┌─ Study text

          The fact is the HITECH-like legislation promoting electronic medical records had languished for years and only passed as part of the 2009 stimulus bill. Nothing passes easily.

          Incidentally, there is evidence that public-private sector partnerships can do very good things. It’s generally agreed among experts that the two best large-scale EMR implementations in the U.S. are Kaiser Permanente and the Veterans Administration. Both depend heavily on software developed by Epic Systems. So here we have a large nonprofit, a government agency, and a private for-profit company working together to make good things happen.

  2. Whenever people in civilized countries in the rest of the world hear Americans refer to “health care” as “Obamacare”, we laugh (and also cringe at the same time).

    Universal access to health care is a human right, just as are adequate food, water, clothing, and shelter. But some Americans consider health care a privilege that should be reserved only for those who can afford it.

    Americans are self-defeating when they make adequate health care for everyone a political Blue-Meany, and stick a label like “Obamacare” onto it.

    A tiny proportion of the U.S. population is wealthy (less than 1% of the population) and they don’t need to worry about their own health care expenses. But the rest of Americans who are fighting against their government’s efforts to initiate universal health care, are only harming themselves.
└─
List every organization the passage on American health care names. The records below come from a separate source and are unrelated to the passage.
┌─ Supplied entries
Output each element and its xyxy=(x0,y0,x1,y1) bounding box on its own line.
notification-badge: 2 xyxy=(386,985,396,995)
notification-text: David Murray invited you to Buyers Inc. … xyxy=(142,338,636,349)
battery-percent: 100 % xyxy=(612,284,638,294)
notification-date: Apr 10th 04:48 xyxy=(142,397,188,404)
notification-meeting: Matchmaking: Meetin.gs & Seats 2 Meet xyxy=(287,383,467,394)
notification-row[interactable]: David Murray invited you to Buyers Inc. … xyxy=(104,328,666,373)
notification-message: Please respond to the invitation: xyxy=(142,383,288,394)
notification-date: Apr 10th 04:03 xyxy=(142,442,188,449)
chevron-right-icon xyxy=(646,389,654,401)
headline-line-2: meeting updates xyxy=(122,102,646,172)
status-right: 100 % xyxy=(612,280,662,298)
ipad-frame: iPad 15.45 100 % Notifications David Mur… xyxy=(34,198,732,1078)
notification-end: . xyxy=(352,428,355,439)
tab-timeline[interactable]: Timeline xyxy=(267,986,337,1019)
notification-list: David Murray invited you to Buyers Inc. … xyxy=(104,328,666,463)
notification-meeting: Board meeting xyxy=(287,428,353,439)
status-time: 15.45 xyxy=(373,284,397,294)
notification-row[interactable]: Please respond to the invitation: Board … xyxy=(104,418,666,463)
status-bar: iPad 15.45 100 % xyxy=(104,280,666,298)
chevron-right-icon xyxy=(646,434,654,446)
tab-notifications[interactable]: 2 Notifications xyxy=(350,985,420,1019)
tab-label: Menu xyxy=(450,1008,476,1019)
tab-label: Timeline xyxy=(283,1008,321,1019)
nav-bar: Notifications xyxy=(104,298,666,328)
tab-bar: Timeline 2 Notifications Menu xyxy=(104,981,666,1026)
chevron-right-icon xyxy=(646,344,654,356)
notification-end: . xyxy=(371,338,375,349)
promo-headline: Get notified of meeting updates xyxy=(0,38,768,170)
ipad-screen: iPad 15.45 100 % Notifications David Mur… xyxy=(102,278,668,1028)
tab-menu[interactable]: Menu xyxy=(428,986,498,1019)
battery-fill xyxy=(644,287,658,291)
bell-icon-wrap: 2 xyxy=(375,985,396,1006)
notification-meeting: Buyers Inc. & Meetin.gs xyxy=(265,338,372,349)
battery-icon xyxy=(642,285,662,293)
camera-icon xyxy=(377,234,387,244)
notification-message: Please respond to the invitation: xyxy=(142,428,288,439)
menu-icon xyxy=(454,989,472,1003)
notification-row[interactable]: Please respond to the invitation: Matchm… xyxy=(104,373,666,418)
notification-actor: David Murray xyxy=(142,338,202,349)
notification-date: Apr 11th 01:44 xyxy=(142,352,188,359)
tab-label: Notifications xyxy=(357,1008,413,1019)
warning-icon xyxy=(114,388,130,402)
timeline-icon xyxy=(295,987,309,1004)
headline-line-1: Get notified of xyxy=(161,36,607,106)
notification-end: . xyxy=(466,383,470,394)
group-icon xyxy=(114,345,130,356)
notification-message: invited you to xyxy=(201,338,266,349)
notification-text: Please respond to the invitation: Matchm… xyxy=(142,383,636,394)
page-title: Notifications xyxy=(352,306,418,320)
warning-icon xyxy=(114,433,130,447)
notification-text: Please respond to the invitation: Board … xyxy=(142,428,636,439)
└─
--- Response for this exercise ---
Kaiser Permanente, the Veterans Administration, Epic Systems